(begin)
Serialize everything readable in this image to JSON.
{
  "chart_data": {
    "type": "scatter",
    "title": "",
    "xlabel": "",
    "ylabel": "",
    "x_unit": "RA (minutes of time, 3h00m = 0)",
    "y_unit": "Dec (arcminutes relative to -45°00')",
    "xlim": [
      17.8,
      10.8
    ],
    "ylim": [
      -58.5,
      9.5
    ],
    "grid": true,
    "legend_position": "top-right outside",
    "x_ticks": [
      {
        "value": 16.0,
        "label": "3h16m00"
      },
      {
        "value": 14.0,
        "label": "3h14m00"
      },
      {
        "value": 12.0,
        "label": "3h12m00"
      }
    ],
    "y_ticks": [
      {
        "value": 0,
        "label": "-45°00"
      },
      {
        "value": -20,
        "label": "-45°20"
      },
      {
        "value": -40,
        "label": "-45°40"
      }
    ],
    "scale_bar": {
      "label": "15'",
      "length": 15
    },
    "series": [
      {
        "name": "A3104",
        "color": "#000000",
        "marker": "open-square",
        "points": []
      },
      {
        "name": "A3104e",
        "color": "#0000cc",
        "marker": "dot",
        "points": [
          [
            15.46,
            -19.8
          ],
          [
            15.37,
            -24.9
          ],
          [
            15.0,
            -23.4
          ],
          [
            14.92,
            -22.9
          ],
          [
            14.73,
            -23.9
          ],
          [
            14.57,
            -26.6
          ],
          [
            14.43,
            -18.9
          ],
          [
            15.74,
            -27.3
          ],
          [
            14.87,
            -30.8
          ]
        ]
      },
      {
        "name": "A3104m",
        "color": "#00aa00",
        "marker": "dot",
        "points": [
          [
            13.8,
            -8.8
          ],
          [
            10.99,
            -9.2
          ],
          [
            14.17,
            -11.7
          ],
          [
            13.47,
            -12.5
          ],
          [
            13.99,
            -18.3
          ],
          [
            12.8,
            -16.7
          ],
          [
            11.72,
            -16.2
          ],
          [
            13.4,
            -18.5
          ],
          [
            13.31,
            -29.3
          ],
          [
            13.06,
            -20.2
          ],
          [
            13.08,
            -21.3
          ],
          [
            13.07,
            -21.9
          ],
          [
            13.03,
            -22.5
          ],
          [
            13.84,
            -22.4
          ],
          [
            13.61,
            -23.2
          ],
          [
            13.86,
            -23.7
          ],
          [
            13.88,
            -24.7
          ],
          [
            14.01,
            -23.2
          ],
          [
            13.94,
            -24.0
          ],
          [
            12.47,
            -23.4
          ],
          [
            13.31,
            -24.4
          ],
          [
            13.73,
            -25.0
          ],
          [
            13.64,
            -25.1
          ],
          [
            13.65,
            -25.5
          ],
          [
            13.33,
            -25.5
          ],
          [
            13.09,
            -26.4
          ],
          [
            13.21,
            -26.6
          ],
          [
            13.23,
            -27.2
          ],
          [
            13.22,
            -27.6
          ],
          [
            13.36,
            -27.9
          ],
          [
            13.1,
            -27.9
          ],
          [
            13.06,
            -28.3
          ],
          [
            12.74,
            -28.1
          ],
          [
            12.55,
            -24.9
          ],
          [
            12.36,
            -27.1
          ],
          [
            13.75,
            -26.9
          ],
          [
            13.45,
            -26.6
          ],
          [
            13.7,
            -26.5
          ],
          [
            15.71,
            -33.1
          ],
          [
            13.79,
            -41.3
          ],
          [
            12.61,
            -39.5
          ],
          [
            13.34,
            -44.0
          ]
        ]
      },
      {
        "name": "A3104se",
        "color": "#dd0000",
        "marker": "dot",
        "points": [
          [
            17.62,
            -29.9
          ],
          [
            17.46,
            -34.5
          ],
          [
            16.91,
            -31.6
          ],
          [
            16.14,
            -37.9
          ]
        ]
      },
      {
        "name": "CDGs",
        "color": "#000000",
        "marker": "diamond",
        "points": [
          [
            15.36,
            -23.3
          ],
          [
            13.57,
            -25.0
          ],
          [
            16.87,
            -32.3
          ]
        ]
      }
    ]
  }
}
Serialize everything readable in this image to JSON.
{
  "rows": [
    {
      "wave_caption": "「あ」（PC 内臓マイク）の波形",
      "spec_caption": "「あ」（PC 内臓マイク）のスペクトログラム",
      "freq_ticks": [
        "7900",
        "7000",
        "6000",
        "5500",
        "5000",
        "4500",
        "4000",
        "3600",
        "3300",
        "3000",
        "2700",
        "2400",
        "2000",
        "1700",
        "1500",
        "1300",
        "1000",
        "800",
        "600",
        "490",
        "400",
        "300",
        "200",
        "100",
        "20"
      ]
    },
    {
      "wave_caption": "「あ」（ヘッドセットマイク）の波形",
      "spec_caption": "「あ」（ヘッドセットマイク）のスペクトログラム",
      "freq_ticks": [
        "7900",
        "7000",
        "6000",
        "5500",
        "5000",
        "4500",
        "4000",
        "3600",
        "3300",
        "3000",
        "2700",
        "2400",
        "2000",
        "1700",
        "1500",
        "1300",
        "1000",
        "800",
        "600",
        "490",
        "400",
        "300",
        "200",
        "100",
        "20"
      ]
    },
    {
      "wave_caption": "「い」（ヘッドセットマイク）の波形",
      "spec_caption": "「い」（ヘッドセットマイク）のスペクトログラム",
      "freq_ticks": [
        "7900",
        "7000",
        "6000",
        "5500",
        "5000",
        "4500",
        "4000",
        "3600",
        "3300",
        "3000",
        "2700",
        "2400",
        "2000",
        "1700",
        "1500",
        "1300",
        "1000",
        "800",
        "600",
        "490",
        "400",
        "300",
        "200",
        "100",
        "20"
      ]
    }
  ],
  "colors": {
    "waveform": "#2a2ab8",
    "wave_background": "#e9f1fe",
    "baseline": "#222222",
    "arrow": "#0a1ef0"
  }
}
(end)
What to work on:
Give back each line above precisely as it stands.

Exercise solution:
Serialize everything readable in this image to JSON.
{
  "chart_data": {
    "type": "scatter",
    "title": "",
    "xlabel": "",
    "ylabel": "",
    "x_unit": "RA (minutes of time, 3h00m = 0)",
    "y_unit": "Dec (arcminutes relative to -45°00')",
    "xlim": [
      17.8,
      10.8
    ],
    "ylim": [
      -58.5,
      9.5
    ],
    "grid": true,
    "legend_position": "top-right outside",
    "x_ticks": [
      {
        "value": 16.0,
        "label": "3h16m00"
      },
      {
        "value": 14.0,
        "label": "3h14m00"
      },
      {
        "value": 12.0,
        "label": "3h12m00"
      }
    ],
    "y_ticks": [
      {
        "value": 0,
        "label": "-45°00"
      },
      {
        "value": -20,
        "label": "-45°20"
      },
      {
        "value": -40,
        "label": "-45°40"
      }
    ],
    "scale_bar": {
      "label": "15'",
      "length": 15
    },
    "series": [
      {
        "name": "A3104",
        "color": "#000000",
        "marker": "open-square",
        "points": []
      },
      {
        "name": "A3104e",
        "color": "#0000cc",
        "marker": "dot",
        "points": [
          [
            15.46,
            -19.8
          ],
          [
            15.37,
            -24.9
          ],
          [
            15.0,
            -23.4
          ],
          [
            14.92,
            -22.9
          ],
          [
            14.73,
            -23.9
          ],
          [
            14.57,
            -26.6
          ],
          [
            14.43,
            -18.9
          ],
          [
            15.74,
            -27.3
          ],
          [
            14.87,
            -30.8
          ]
        ]
      },
      {
        "name": "A3104m",
        "color": "#00aa00",
        "marker": "dot",
        "points": [
          [
            13.8,
            -8.8
          ],
          [
            10.99,
            -9.2
          ],
          [
            14.17,
            -11.7
          ],
          [
            13.47,
            -12.5
          ],
          [
            13.99,
            -18.3
          ],
          [
            12.8,
            -16.7
          ],
          [
            11.72,
            -16.2
          ],
          [
            13.4,
            -18.5
          ],
          [
            13.31,
            -29.3
          ],
          [
            13.06,
            -20.2
          ],
          [
            13.08,
            -21.3
          ],
          [
            13.07,
            -21.9
          ],
          [
            13.03,
            -22.5
          ],
          [
            13.84,
            -22.4
          ],
          [
            13.61,
            -23.2
          ],
          [
            13.86,
            -23.7
          ],
          [
            13.88,
            -24.7
          ],
          [
            14.01,
            -23.2
          ],
          [
            13.94,
            -24.0
          ],
          [
            12.47,
            -23.4
          ],
          [
            13.31,
            -24.4
          ],
          [
            13.73,
            -25.0
          ],
          [
            13.64,
            -25.1
          ],
          [
            13.65,
            -25.5
          ],
          [
            13.33,
            -25.5
          ],
          [
            13.09,
            -26.4
          ],
          [
            13.21,
            -26.6
          ],
          [
            13.23,
            -27.2
          ],
          [
            13.22,
            -27.6
          ],
          [
            13.36,
            -27.9
          ],
          [
            13.1,
            -27.9
          ],
          [
            13.06,
            -28.3
          ],
          [
            12.74,
            -28.1
          ],
          [
            12.55,
            -24.9
          ],
          [
            12.36,
            -27.1
          ],
          [
            13.75,
            -26.9
          ],
          [
            13.45,
            -26.6
          ],
          [
            13.7,
            -26.5
          ],
          [
            15.71,
            -33.1
          ],
          [
            13.79,
            -41.3
          ],
          [
            12.61,
            -39.5
          ],
          [
            13.34,
            -44.0
          ]
        ]
      },
      {
        "name": "A3104se",
        "color": "#dd0000",
        "marker": "dot",
        "points": [
          [
            17.62,
            -29.9
          ],
          [
            17.46,
            -34.5
          ],
          [
            16.91,
            -31.6
          ],
          [
            16.14,
            -37.9
          ]
        ]
      },
      {
        "name": "CDGs",
        "color": "#000000",
        "marker": "diamond",
        "points": [
          [
            15.36,
            -23.3
          ],
          [
            13.57,
            -25.0
          ],
          [
            16.87,
            -32.3
          ]
        ]
      }
    ]
  }
}
Serialize everything readable in this image to JSON.
{
  "rows": [
    {
      "wave_caption": "「あ」（PC 内臓マイク）の波形",
      "spec_caption": "「あ」（PC 内臓マイク）のスペクトログラム",
      "freq_ticks": [
        "7900",
        "7000",
        "6000",
        "5500",
        "5000",
        "4500",
        "4000",
        "3600",
        "3300",
        "3000",
        "2700",
        "2400",
        "2000",
        "1700",
        "1500",
        "1300",
        "1000",
        "800",
        "600",
        "490",
        "400",
        "300",
        "200",
        "100",
        "20"
      ]
    },
    {
      "wave_caption": "「あ」（ヘッドセットマイク）の波形",
      "spec_caption": "「あ」（ヘッドセットマイク）のスペクトログラム",
      "freq_ticks": [
        "7900",
        "7000",
        "6000",
        "5500",
        "5000",
        "4500",
        "4000",
        "3600",
        "3300",
        "3000",
        "2700",
        "2400",
        "2000",
        "1700",
        "1500",
        "1300",
        "1000",
        "800",
        "600",
        "490",
        "400",
        "300",
        "200",
        "100",
        "20"
      ]
    },
    {
      "wave_caption": "「い」（ヘッドセットマイク）の波形",
      "spec_caption": "「い」（ヘッドセットマイク）のスペクトログラム",
      "freq_ticks": [
        "7900",
        "7000",
        "6000",
        "5500",
        "5000",
        "4500",
        "4000",
        "3600",
        "3300",
        "3000",
        "2700",
        "2400",
        "2000",
        "1700",
        "1500",
        "1300",
        "1000",
        "800",
        "600",
        "490",
        "400",
        "300",
        "200",
        "100",
        "20"
      ]
    }
  ],
  "colors": {
    "waveform": "#2a2ab8",
    "wave_background": "#e9f1fe",
    "baseline": "#222222",
    "arrow": "#0a1ef0"
  }
}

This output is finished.